> [Required work]
Reproduce the material below word for word, leaving out the pictures.

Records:
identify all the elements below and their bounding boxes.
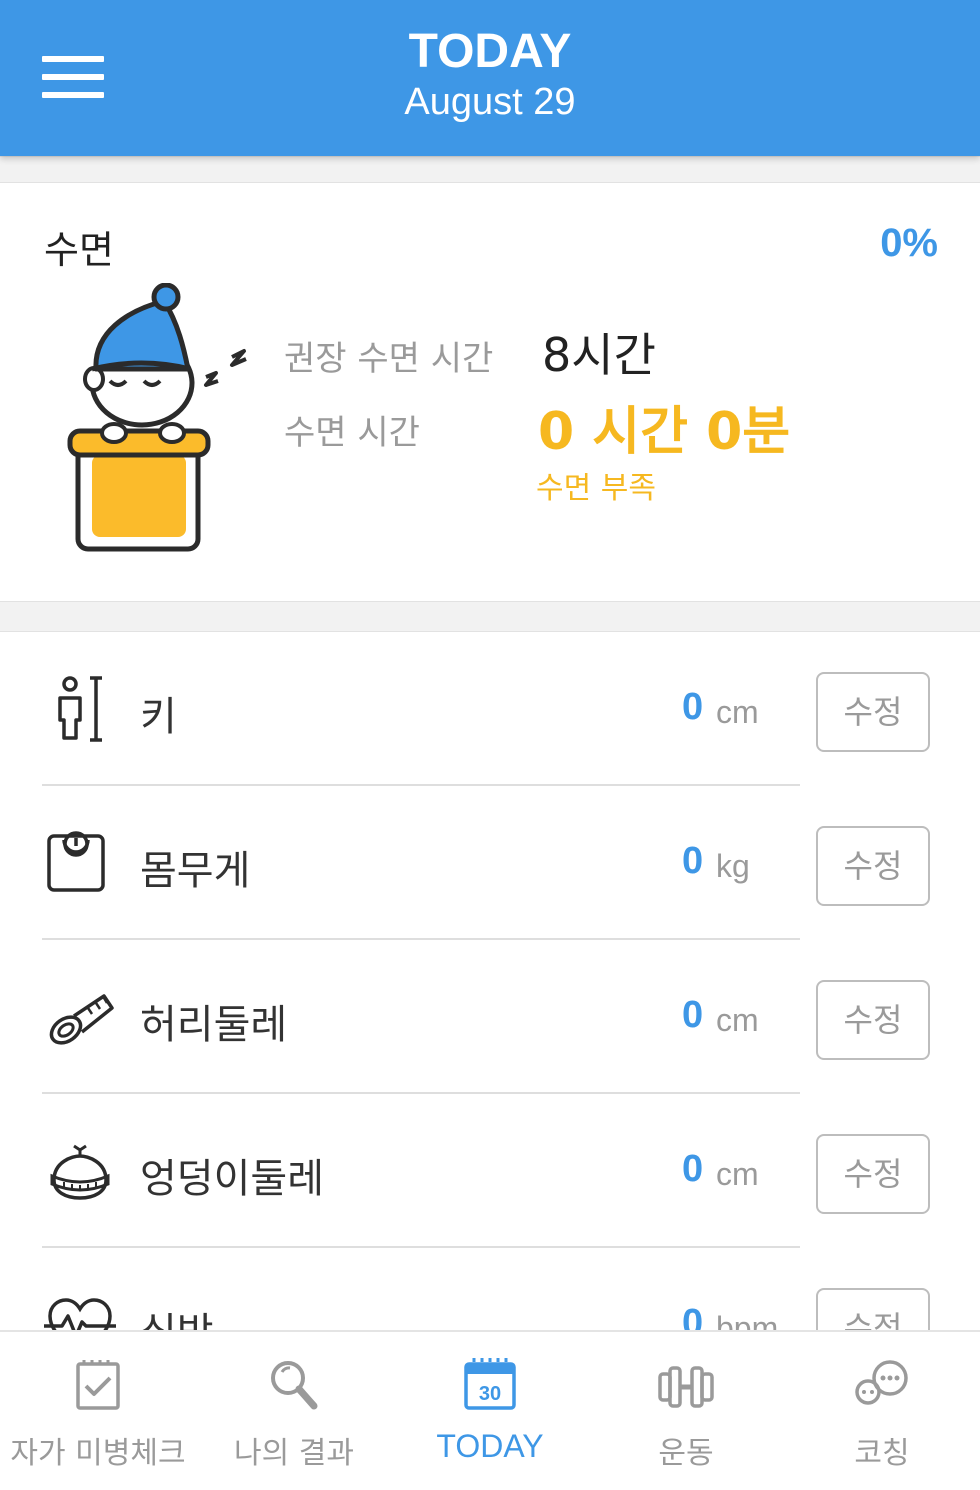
sleep-time-value: 0 시간 0분 [538, 402, 791, 462]
metric-value: 0 [682, 686, 704, 728]
app-header: TODAY August 29 [0, 0, 980, 156]
list-item: 엉덩이둘레 0 cm 수정 [0, 1094, 980, 1248]
edit-button[interactable]: 수정 [816, 1134, 930, 1214]
metric-label: 몸무게 [140, 848, 251, 894]
sleeping-child-icon [67, 283, 247, 552]
list-item: 몸무게 0 kg 수정 [0, 786, 980, 940]
sleep-percent: 0% [880, 221, 938, 265]
list-item: 심박 0 bpm 수정 [0, 1248, 980, 1330]
metric-value: 0 [682, 1302, 704, 1330]
metric-value: 0 [682, 1148, 704, 1190]
nav-item-today[interactable]: 30 TODAY [392, 1332, 588, 1490]
section-gap [0, 156, 980, 183]
section-gap [0, 601, 980, 632]
recommended-sleep-label: 권장 수면 시간 [284, 339, 494, 379]
metric-label: 심박 [140, 1300, 214, 1330]
page-title: TODAY [408, 25, 572, 78]
metric-value: 0 [682, 840, 704, 882]
scale-icon [47, 831, 105, 892]
nav-item-coaching[interactable]: 코칭 [784, 1332, 980, 1490]
hip-measure-icon [50, 1144, 110, 1200]
nav-item-my-results[interactable]: 나의 결과 [196, 1332, 392, 1490]
metric-label: 키 [140, 694, 177, 740]
nav-label: TODAY [436, 1428, 544, 1464]
nav-label: 자가 미병체크 [10, 1436, 186, 1471]
sleep-time-label: 수면 시간 [284, 413, 420, 453]
metric-unit: cm [716, 1002, 759, 1038]
calendar-day: 30 [479, 1383, 501, 1405]
metric-unit: kg [716, 848, 750, 884]
list-item: 허리둘레 0 cm 수정 [0, 940, 980, 1094]
chat-bubbles-icon [855, 1360, 908, 1405]
nav-label: 나의 결과 [234, 1436, 354, 1471]
metric-unit: cm [716, 694, 759, 730]
magnifier-icon [271, 1361, 318, 1410]
edit-button[interactable]: 수정 [816, 826, 930, 906]
calendar-icon: 30 [464, 1358, 516, 1410]
metric-label: 엉덩이둘레 [140, 1156, 324, 1202]
height-icon [58, 676, 102, 742]
bottom-nav: 자가 미병체크 나의 결과 30 TODAY 운동 코칭 [0, 1330, 980, 1490]
sleep-card[interactable]: 수면 0% 권장 수면 시간 8시간 수면 시간 0 시간 0분 수면 부족 [0, 183, 980, 601]
edit-button[interactable]: 수정 [816, 672, 930, 752]
tape-measure-icon [49, 994, 114, 1045]
nav-item-exercise[interactable]: 운동 [588, 1332, 784, 1490]
nav-label: 코칭 [854, 1436, 910, 1471]
sleep-status: 수면 부족 [536, 471, 656, 506]
metric-value: 0 [682, 994, 704, 1036]
metric-unit: bpm [716, 1310, 779, 1330]
edit-button[interactable]: 수정 [816, 1288, 930, 1330]
list-item: 키 0 cm 수정 [0, 632, 980, 786]
edit-button[interactable]: 수정 [816, 980, 930, 1060]
dumbbell-icon [658, 1366, 714, 1408]
metric-unit: cm [716, 1156, 759, 1192]
recommended-sleep-value: 8시간 [542, 328, 656, 382]
metric-label: 허리둘레 [140, 1002, 288, 1048]
nav-item-self-check[interactable]: 자가 미병체크 [0, 1332, 196, 1490]
sleep-title: 수면 [44, 228, 114, 272]
metrics-list: 키 0 cm 수정 몸무게 0 kg 수정 허리둘레 0 cm 수정 엉덩이둘레… [0, 632, 980, 1330]
page-date: August 29 [404, 81, 576, 123]
heartbeat-icon [44, 1298, 116, 1330]
nav-label: 운동 [658, 1436, 714, 1471]
checklist-icon [76, 1360, 120, 1410]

> [Written answer]
identify all the elements below and their bounding boxes.
sleep-time-value: 0 시간 0분 [538, 402, 791, 462]
metric-value: 0 [682, 686, 704, 728]
app-header: TODAY August 29 [0, 0, 980, 156]
list-item: 엉덩이둘레 0 cm 수정 [0, 1094, 980, 1248]
edit-button[interactable]: 수정 [816, 1134, 930, 1214]
metric-label: 몸무게 [140, 848, 251, 894]
sleeping-child-icon [67, 283, 247, 552]
list-item: 몸무게 0 kg 수정 [0, 786, 980, 940]
sleep-percent: 0% [880, 221, 938, 265]
list-item: 심박 0 bpm 수정 [0, 1248, 980, 1330]
metric-value: 0 [682, 1302, 704, 1330]
metric-value: 0 [682, 1148, 704, 1190]
nav-item-today[interactable]: 30 TODAY [392, 1332, 588, 1490]
section-gap [0, 156, 980, 183]
section-gap [0, 601, 980, 632]
recommended-sleep-label: 권장 수면 시간 [284, 339, 494, 379]
metric-label: 심박 [140, 1300, 214, 1330]
page-title: TODAY [408, 25, 572, 78]
metric-value: 0 [682, 840, 704, 882]
scale-icon [47, 831, 105, 892]
nav-item-coaching[interactable]: 코칭 [784, 1332, 980, 1490]
hip-measure-icon [50, 1144, 110, 1200]
nav-item-my-results[interactable]: 나의 결과 [196, 1332, 392, 1490]
metric-label: 키 [140, 694, 177, 740]
nav-label: TODAY [436, 1428, 544, 1464]
nav-label: 자가 미병체크 [10, 1436, 186, 1471]
sleep-time-label: 수면 시간 [284, 413, 420, 453]
metric-unit: cm [716, 1002, 759, 1038]
calendar-day: 30 [479, 1383, 501, 1405]
metric-unit: kg [716, 848, 750, 884]
list-item: 허리둘레 0 cm 수정 [0, 940, 980, 1094]
chat-bubbles-icon [855, 1360, 908, 1405]
nav-label: 나의 결과 [234, 1436, 354, 1471]
metric-unit: cm [716, 694, 759, 730]
magnifier-icon [271, 1361, 318, 1410]
edit-button[interactable]: 수정 [816, 826, 930, 906]
calendar-icon: 30 [464, 1358, 516, 1410]
metric-label: 엉덩이둘레 [140, 1156, 324, 1202]
height-icon [58, 676, 102, 742]
bottom-nav: 자가 미병체크 나의 결과 30 TODAY 운동 코칭 [0, 1330, 980, 1490]
sleep-card[interactable]: 수면 0% 권장 수면 시간 8시간 수면 시간 0 시간 0분 수면 부족 [0, 183, 980, 601]
edit-button[interactable]: 수정 [816, 672, 930, 752]
tape-measure-icon [49, 994, 114, 1045]
nav-item-exercise[interactable]: 운동 [588, 1332, 784, 1490]
nav-label: 코칭 [854, 1436, 910, 1471]
sleep-status: 수면 부족 [536, 471, 656, 506]
metric-value: 0 [682, 994, 704, 1036]
metric-unit: bpm [716, 1310, 779, 1330]
edit-button[interactable]: 수정 [816, 1288, 930, 1330]
list-item: 키 0 cm 수정 [0, 632, 980, 786]
edit-button[interactable]: 수정 [816, 980, 930, 1060]
dumbbell-icon [658, 1366, 714, 1408]
metric-unit: cm [716, 1156, 759, 1192]
recommended-sleep-value: 8시간 [542, 328, 656, 382]
metric-label: 허리둘레 [140, 1002, 288, 1048]
nav-item-self-check[interactable]: 자가 미병체크 [0, 1332, 196, 1490]
sleep-title: 수면 [44, 228, 114, 272]
metrics-list: 키 0 cm 수정 몸무게 0 kg 수정 허리둘레 0 cm 수정 엉덩이둘레… [0, 632, 980, 1330]
page-date: August 29 [404, 81, 576, 123]
heartbeat-icon [44, 1298, 116, 1330]
nav-label: 운동 [658, 1436, 714, 1471]
checklist-icon [76, 1360, 120, 1410]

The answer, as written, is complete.